▶ **PROBLEM DETAILS**
Write the number of lines holding the word "mant", and nothing else.

▶ **MATERIAL SHOWN**
* * *

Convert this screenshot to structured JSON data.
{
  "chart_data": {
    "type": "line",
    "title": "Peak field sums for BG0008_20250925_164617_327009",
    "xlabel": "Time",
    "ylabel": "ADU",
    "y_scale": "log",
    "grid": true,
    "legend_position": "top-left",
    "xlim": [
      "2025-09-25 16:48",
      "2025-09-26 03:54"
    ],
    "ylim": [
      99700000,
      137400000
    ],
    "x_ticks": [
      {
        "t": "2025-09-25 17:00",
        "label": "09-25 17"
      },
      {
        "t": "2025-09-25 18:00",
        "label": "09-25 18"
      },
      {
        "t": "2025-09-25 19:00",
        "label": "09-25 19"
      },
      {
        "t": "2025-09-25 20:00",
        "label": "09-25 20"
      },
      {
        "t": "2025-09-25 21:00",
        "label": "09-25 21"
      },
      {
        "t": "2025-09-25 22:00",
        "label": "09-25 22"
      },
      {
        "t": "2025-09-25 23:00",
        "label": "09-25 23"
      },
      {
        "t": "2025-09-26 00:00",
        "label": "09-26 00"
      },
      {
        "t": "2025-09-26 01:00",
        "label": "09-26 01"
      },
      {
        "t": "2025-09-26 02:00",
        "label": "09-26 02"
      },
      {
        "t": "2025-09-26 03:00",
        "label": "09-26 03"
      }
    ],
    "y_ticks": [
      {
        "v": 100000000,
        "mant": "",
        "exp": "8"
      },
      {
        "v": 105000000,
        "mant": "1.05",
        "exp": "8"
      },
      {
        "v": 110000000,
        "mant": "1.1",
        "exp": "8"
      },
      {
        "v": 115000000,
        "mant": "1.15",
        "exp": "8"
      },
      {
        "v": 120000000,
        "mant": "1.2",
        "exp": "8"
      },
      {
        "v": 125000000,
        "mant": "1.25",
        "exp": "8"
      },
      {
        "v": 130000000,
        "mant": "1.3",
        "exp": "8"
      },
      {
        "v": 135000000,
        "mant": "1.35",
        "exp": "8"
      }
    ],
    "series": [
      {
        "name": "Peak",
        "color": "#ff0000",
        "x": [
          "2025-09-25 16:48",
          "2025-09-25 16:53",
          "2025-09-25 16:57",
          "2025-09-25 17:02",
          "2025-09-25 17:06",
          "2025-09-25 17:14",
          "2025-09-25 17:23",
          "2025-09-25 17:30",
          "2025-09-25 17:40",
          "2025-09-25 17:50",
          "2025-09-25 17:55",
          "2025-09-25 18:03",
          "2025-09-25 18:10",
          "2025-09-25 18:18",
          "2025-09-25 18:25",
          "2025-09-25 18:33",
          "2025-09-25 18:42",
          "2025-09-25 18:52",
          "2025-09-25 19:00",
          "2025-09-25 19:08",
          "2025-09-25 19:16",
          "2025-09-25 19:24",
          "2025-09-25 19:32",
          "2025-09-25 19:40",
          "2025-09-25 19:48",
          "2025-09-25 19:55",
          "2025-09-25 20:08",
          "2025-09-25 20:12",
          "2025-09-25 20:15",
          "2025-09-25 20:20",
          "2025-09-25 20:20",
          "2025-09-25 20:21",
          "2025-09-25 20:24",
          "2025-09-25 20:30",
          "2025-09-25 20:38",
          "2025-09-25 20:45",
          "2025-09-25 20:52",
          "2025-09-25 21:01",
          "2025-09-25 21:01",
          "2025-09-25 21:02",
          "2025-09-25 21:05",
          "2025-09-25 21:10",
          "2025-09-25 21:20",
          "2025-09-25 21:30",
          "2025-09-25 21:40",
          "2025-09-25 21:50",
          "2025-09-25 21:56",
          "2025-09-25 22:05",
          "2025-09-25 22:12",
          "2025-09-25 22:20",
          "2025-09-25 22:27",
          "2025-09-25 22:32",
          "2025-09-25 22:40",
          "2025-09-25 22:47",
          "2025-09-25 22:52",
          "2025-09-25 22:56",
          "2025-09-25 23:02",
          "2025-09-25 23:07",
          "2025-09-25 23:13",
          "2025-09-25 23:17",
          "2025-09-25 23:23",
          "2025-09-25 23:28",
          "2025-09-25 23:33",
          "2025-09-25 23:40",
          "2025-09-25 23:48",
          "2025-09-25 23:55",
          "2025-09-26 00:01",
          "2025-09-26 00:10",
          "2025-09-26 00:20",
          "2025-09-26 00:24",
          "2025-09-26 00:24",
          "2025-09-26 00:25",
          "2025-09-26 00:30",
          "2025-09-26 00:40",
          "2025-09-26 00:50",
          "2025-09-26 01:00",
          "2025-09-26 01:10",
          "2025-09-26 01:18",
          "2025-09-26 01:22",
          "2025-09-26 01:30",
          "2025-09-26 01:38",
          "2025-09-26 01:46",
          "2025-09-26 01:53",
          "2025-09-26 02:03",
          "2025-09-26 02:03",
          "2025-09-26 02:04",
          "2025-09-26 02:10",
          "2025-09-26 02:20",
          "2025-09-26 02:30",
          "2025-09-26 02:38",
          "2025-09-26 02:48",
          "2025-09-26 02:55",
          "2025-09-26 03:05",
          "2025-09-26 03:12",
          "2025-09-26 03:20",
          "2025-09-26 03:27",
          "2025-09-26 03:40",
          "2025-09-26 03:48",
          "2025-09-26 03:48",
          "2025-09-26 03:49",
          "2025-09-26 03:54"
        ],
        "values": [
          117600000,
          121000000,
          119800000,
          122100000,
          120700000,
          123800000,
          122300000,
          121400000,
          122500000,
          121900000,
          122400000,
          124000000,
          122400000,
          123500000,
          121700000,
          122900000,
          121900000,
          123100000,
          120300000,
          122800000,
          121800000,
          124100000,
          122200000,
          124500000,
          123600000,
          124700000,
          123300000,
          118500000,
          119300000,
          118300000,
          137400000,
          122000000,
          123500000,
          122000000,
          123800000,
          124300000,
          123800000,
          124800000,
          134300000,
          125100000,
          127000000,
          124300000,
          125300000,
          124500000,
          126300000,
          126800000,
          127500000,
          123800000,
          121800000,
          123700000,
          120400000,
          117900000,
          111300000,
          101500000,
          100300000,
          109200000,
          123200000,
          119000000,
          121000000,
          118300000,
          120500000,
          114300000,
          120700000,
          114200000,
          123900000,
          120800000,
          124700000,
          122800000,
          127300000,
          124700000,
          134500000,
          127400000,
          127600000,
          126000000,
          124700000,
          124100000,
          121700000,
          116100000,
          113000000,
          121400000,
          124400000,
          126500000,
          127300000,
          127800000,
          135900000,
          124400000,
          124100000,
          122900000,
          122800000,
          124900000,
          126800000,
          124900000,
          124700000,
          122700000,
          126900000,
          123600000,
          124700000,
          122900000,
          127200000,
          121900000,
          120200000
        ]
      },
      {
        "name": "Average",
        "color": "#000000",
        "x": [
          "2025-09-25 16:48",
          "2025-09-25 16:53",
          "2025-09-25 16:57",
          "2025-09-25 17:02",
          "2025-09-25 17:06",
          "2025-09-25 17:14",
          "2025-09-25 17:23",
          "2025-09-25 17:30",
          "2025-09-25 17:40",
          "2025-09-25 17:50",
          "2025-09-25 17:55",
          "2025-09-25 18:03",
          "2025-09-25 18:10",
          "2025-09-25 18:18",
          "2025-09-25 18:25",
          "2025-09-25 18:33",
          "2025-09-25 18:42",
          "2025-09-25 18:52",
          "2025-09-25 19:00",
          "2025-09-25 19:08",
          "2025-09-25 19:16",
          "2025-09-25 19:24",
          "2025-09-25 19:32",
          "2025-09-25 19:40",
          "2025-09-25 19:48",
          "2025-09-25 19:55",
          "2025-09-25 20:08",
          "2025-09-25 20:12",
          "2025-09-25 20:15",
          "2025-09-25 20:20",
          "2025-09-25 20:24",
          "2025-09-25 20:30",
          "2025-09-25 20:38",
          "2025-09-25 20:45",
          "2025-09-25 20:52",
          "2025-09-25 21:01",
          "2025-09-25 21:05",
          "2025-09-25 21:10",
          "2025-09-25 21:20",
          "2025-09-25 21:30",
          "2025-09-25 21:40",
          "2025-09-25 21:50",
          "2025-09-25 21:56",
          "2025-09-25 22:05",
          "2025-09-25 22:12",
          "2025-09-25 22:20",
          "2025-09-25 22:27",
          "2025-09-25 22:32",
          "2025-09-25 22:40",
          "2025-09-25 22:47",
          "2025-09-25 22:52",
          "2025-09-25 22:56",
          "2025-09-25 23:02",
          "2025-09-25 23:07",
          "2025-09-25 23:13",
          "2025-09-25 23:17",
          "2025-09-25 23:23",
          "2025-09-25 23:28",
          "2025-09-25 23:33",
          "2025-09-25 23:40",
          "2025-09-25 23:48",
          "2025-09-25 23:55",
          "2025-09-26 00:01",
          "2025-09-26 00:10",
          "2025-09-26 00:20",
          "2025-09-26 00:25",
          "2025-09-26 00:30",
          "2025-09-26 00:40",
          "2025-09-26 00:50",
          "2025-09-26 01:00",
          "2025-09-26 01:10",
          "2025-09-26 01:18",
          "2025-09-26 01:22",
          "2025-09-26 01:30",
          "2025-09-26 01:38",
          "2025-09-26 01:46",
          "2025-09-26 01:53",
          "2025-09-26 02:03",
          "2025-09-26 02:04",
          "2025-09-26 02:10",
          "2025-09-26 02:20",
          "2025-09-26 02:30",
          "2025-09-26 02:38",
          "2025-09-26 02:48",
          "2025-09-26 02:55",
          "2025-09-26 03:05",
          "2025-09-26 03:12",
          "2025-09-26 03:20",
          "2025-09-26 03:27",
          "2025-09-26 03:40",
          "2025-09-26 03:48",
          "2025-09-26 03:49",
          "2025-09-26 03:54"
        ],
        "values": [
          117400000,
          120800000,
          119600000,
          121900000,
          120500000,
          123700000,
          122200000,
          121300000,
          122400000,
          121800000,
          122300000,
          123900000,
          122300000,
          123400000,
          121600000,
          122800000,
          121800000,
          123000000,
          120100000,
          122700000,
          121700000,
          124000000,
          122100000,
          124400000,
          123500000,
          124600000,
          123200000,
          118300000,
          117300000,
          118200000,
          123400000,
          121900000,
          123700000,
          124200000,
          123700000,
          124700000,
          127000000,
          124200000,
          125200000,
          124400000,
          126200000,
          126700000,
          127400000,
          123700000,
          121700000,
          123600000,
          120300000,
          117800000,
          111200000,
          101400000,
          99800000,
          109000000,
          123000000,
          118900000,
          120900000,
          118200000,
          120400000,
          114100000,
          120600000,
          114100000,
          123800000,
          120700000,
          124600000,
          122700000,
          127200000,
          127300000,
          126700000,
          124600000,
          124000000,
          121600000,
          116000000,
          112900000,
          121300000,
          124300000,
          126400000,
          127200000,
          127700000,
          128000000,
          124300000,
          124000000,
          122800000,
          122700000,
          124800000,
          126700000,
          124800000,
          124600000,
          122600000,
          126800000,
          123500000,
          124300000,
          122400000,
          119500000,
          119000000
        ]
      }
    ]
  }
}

* * *

▶ **CORRECT ANSWER**
8